Supplied information |
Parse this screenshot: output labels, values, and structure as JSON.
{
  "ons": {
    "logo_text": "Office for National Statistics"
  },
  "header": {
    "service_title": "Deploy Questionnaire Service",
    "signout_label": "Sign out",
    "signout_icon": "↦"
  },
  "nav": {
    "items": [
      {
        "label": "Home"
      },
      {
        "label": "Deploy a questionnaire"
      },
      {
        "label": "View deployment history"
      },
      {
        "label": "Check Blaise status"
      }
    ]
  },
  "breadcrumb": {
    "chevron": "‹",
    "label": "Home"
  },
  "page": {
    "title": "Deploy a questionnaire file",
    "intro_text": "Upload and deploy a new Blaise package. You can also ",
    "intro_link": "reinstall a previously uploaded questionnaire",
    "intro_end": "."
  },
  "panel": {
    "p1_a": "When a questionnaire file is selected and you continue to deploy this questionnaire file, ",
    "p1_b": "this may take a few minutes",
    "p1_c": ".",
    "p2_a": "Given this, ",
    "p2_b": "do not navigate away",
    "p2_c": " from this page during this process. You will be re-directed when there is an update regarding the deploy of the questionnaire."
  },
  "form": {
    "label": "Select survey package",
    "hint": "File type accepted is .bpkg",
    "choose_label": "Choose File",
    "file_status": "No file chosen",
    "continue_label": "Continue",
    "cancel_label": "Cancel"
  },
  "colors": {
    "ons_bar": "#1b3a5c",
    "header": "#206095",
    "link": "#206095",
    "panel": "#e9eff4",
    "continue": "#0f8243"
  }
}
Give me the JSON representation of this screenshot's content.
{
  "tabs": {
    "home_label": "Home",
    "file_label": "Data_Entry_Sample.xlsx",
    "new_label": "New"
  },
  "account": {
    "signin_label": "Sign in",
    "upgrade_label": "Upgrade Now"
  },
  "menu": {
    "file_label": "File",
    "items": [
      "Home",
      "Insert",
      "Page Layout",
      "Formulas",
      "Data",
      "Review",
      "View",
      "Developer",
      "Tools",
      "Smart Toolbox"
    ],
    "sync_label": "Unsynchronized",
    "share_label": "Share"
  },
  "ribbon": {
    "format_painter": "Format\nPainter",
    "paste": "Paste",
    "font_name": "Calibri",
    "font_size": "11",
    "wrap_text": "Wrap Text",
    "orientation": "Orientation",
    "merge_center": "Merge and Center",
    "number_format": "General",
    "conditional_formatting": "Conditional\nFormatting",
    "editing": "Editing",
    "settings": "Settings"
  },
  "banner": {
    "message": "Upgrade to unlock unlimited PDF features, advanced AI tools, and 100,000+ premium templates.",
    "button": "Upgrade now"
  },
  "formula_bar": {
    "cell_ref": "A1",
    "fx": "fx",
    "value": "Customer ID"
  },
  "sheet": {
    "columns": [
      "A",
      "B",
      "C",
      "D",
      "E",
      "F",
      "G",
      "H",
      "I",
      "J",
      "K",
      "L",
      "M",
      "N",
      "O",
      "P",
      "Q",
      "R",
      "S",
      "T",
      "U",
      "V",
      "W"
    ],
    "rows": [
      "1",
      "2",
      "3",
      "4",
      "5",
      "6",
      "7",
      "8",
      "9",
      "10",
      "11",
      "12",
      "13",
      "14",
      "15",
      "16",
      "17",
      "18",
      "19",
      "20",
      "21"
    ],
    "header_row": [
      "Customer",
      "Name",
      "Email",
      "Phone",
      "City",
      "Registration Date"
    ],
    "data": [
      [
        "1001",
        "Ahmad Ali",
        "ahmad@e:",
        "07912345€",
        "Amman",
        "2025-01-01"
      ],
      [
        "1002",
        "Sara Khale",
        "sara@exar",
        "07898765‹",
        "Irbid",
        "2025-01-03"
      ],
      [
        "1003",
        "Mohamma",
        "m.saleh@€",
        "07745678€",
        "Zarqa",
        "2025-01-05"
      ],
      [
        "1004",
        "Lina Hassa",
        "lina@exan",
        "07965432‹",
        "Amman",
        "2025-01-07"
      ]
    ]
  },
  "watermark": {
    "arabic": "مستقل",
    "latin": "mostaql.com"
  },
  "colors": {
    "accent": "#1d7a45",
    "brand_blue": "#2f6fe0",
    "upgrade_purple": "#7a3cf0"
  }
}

Stated exercise | Identify each line in the entries with the word "package" and copy it.

Full answer |
    "intro_text": "Upload and deploy a new Blaise package. You can also ",
    "label": "Select survey package",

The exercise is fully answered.